Instructions for the task: Pick out all lines in the listing holding the string "Current" and copy them.

Extracted material:
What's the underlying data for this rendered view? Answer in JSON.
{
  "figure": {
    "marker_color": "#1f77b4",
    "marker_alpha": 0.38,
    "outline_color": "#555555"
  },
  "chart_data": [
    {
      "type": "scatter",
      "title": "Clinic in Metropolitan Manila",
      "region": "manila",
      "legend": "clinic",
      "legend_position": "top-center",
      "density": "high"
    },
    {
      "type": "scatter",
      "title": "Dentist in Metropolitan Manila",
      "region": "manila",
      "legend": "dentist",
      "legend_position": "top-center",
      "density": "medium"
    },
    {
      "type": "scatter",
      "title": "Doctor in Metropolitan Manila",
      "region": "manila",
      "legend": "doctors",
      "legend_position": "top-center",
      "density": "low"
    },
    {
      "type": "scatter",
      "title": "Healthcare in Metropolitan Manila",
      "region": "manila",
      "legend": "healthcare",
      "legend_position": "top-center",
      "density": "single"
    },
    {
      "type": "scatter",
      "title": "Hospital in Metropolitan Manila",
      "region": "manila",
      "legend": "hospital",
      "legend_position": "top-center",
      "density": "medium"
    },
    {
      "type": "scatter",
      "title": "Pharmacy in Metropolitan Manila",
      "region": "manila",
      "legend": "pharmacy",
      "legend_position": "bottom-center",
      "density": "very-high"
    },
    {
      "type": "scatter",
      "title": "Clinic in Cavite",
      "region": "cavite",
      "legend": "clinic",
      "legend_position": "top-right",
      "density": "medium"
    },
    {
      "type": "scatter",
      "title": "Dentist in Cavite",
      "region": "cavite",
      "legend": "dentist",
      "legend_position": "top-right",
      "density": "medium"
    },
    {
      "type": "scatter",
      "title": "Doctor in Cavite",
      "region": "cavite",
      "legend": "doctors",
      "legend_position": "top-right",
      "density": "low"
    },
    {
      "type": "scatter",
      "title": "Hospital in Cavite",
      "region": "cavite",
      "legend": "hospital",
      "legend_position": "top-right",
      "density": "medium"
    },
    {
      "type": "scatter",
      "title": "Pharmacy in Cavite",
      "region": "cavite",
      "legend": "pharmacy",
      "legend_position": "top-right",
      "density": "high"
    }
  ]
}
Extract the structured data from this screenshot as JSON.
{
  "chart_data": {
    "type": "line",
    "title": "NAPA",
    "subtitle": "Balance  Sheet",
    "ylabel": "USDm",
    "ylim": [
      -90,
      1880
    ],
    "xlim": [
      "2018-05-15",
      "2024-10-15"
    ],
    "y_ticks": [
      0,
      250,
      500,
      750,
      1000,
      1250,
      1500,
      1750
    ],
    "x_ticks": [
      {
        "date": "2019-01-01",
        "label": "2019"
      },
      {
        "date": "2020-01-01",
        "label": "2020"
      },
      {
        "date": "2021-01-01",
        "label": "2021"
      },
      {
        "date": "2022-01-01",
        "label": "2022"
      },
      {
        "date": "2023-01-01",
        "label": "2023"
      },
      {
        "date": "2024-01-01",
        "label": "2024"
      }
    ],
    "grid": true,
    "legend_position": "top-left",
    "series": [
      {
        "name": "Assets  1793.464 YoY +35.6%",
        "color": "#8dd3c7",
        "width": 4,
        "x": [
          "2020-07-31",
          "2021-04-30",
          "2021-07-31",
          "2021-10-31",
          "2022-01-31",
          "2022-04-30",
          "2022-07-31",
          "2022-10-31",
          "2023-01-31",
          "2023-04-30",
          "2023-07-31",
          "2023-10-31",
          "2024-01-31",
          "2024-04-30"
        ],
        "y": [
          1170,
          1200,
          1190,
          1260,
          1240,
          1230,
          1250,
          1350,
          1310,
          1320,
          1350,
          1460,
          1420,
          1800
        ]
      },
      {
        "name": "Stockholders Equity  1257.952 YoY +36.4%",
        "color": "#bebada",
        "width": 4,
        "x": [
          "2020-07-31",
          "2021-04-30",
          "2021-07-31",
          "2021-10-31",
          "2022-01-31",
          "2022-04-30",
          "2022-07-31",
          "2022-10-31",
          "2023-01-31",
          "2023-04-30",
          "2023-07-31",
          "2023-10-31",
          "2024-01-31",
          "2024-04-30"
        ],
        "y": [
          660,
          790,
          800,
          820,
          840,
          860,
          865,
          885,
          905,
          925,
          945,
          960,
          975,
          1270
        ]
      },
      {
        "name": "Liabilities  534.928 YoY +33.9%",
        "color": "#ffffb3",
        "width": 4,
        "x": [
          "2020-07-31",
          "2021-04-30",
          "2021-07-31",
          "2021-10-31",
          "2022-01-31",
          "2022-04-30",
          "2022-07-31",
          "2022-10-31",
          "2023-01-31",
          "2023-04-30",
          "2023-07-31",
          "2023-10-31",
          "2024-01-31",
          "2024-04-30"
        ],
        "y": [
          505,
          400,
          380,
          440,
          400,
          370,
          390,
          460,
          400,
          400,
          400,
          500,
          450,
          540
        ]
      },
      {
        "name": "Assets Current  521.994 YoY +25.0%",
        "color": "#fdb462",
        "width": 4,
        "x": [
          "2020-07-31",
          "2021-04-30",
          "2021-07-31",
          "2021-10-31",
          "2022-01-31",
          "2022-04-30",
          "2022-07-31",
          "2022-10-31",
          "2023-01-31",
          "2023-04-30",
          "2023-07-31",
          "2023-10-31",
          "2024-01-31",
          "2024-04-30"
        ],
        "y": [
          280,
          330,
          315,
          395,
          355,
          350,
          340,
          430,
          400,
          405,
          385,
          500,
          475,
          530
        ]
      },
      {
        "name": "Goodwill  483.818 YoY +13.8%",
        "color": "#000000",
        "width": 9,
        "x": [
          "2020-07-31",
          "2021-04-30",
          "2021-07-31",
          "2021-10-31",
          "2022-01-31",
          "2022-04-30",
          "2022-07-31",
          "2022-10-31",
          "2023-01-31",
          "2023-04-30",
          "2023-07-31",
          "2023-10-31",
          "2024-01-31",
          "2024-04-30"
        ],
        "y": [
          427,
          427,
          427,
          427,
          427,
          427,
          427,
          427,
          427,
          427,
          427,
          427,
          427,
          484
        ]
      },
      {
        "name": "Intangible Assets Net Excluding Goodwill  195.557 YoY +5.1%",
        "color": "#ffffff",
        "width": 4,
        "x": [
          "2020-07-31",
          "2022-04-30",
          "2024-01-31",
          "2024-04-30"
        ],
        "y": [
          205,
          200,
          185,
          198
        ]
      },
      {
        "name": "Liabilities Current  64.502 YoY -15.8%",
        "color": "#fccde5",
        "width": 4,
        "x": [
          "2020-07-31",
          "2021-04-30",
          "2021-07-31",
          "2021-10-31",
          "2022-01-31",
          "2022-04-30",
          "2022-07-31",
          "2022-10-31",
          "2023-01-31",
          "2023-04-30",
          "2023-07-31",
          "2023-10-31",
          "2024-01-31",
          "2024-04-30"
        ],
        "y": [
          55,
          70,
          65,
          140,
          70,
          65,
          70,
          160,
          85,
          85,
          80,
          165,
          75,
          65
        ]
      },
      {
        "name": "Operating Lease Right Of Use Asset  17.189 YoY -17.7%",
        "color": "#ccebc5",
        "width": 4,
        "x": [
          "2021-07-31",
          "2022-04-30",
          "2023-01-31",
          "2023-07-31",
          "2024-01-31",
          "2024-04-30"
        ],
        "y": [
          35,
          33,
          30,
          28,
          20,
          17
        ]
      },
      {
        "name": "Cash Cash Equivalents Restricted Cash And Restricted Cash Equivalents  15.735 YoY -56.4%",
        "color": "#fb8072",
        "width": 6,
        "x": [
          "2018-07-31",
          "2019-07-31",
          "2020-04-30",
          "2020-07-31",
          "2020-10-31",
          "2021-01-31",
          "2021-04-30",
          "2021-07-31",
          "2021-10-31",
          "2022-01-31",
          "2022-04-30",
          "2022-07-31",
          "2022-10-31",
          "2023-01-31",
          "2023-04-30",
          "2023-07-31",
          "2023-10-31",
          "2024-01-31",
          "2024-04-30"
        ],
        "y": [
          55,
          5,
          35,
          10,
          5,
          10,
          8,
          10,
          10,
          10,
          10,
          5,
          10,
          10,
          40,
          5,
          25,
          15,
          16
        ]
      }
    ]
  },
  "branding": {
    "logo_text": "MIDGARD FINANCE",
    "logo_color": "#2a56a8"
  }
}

Response:
        "name": "Assets Current  521.994 YoY +25.0%",
        "name": "Liabilities Current  64.502 YoY -15.8%",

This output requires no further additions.